(Dataset items)

· · ·

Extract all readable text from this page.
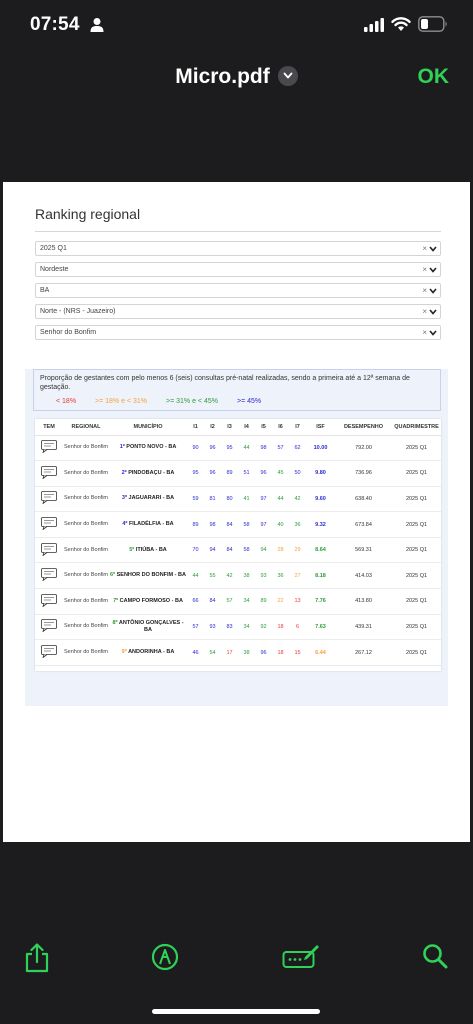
07:54
Micro.pdf	OK
Ranking regional
2025 Q1	×
Nordeste	×
BA	×
Norte - (NRS - Juazeiro)	×
Senhor do Bonfim	×
Proporção de gestantes com pelo menos 6 (seis) consultas pré-natal realizadas, sendo a primeira até a 12ª semana de gestação.
< 18%	>= 18% e < 31%	>= 31% e < 45%	>= 45%
TEM	REGIONAL	MUNICÍPIO	I1	I2	I3	I4	I5	I6	I7	ISF	DESEMPENHO	QUADRIMESTRE
	Senhor do Bonfim	1º PONTO NOVO - BA	90	96	95	44	98	57	62	10.00	792.00	2025 Q1
	Senhor do Bonfim	2º PINDOBAÇU - BA	95	96	89	51	96	45	50	9.80	736.96	2025 Q1
	Senhor do Bonfim	3º JAGUARARI - BA	59	81	80	41	97	44	42	9.60	638.40	2025 Q1
	Senhor do Bonfim	4º FILADÉLFIA - BA	89	98	84	58	97	40	36	9.32	673.84	2025 Q1
	Senhor do Bonfim	5º ITIÚBA - BA	70	94	84	58	94	28	29	8.64	569.31	2025 Q1
	Senhor do Bonfim	6º SENHOR DO BONFIM - BA	44	55	42	38	93	36	27	8.18	414.03	2025 Q1
	Senhor do Bonfim	7º CAMPO FORMOSO - BA	66	84	57	34	89	22	13	7.76	413.80	2025 Q1
	Senhor do Bonfim	8º ANTÔNIO GONÇALVES - BA	57	93	83	34	92	18	6	7.63	439.31	2025 Q1
	Senhor do Bonfim	9º ANDORINHA - BA	46	54	17	38	96	18	15	6.44	267.12	2025 Q1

· · ·

— PROBLEM DESCRIPTION —
In the records above, how many lines include "Bonfim"? Give that number and nothing more.

— FINISHED ANSWER —
10